[Dataset items]
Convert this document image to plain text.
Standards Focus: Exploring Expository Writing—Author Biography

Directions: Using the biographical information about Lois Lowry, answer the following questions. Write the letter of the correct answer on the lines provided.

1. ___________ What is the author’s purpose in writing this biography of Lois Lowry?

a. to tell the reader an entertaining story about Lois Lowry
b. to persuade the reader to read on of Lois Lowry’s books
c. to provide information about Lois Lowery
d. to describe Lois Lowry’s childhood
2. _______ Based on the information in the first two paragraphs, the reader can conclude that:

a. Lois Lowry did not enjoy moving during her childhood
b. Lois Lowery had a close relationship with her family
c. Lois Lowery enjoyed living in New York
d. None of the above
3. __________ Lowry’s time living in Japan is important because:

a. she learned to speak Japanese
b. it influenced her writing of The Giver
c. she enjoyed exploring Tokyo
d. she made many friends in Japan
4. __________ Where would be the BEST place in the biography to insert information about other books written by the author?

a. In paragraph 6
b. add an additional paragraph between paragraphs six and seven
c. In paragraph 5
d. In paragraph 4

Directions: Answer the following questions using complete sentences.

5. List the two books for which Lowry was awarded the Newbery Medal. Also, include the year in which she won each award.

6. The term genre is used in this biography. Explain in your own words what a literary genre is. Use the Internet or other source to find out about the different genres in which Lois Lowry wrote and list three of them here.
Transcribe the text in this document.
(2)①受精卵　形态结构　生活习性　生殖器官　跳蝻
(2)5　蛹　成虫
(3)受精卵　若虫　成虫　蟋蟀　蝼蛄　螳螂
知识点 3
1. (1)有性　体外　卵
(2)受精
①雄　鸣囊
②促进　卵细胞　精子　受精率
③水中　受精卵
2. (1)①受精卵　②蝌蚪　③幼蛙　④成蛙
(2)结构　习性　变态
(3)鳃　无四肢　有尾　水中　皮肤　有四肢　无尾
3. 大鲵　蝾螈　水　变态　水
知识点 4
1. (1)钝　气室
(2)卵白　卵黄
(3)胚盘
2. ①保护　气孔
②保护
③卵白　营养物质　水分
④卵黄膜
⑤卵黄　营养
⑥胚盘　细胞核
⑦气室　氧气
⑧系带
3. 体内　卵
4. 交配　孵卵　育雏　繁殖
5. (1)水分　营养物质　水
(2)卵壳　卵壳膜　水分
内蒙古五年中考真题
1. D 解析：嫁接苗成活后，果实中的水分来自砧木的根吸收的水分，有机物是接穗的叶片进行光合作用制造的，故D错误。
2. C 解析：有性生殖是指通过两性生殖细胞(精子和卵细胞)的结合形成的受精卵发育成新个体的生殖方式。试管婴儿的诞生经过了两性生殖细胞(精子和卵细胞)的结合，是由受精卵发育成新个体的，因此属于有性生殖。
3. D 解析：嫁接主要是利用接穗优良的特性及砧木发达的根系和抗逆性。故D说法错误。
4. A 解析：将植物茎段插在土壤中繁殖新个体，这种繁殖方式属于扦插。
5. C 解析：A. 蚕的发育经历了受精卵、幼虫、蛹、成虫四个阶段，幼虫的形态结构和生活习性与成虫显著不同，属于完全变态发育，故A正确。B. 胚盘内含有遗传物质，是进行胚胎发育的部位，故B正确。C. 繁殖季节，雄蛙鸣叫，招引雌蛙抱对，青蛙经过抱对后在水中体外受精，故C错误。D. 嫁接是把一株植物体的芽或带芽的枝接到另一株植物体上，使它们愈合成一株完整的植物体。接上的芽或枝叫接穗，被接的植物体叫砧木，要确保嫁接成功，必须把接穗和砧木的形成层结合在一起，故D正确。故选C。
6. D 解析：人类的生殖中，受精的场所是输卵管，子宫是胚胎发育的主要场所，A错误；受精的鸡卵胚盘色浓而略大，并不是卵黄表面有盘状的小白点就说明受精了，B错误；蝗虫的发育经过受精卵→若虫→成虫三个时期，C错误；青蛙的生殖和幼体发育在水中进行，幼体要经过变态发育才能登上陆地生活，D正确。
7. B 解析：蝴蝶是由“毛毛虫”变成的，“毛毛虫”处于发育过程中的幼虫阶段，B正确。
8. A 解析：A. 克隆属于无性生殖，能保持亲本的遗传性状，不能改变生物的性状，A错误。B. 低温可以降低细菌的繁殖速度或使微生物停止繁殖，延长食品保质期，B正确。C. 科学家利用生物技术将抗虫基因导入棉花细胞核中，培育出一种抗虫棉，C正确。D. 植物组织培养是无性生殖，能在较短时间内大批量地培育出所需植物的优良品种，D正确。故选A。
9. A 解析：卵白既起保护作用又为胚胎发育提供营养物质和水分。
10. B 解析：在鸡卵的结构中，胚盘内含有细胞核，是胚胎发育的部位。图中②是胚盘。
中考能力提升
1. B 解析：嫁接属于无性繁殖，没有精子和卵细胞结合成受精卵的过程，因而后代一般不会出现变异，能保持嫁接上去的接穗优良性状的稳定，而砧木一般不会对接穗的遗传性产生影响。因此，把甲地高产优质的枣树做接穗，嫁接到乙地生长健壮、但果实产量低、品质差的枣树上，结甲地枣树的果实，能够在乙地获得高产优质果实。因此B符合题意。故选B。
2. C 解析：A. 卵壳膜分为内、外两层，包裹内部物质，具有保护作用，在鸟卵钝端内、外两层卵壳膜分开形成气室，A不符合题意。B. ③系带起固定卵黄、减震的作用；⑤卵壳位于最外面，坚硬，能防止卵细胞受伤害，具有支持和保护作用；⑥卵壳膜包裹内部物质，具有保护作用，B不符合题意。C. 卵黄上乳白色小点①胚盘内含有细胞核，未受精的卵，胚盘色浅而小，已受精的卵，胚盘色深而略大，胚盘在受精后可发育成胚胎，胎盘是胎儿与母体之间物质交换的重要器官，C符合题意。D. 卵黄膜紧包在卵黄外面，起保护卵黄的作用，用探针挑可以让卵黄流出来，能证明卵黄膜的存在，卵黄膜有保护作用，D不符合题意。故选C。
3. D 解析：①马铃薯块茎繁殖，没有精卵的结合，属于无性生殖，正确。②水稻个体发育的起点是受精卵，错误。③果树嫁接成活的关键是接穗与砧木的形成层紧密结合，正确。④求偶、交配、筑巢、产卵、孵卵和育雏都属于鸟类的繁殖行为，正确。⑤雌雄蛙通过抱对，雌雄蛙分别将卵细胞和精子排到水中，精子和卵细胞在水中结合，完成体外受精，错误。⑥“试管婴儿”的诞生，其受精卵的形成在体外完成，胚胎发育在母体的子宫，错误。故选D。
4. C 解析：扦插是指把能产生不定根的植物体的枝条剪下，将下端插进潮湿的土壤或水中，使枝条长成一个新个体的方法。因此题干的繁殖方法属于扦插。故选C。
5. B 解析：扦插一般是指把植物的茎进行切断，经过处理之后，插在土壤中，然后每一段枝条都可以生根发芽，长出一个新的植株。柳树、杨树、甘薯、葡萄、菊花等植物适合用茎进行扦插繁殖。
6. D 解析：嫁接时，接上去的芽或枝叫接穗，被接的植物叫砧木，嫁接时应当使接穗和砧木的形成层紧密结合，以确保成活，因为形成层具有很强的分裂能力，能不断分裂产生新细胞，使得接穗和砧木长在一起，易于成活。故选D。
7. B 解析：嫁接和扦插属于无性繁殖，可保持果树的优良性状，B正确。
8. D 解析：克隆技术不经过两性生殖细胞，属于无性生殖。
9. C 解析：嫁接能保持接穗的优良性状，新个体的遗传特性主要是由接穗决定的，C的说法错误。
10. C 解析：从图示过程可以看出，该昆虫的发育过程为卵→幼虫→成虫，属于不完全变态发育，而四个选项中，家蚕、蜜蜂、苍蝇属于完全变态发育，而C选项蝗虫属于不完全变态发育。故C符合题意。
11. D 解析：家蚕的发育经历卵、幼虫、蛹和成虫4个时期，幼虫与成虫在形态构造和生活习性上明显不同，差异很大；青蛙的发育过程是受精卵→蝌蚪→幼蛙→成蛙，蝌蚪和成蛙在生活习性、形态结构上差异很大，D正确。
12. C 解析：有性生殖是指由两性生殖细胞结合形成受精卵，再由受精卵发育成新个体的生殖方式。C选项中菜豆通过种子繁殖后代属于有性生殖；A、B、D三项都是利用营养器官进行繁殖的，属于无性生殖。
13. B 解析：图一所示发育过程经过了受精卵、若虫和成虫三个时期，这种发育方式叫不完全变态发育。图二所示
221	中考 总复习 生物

> [What is required]
Read through the lines above and collect those that contain the string "①受精卵".

> [Solution]
(2)①受精卵　形态结构　生活习性　生殖器官　跳蝻
2. (1)①受精卵　②蝌蚪　③幼蛙　④成蛙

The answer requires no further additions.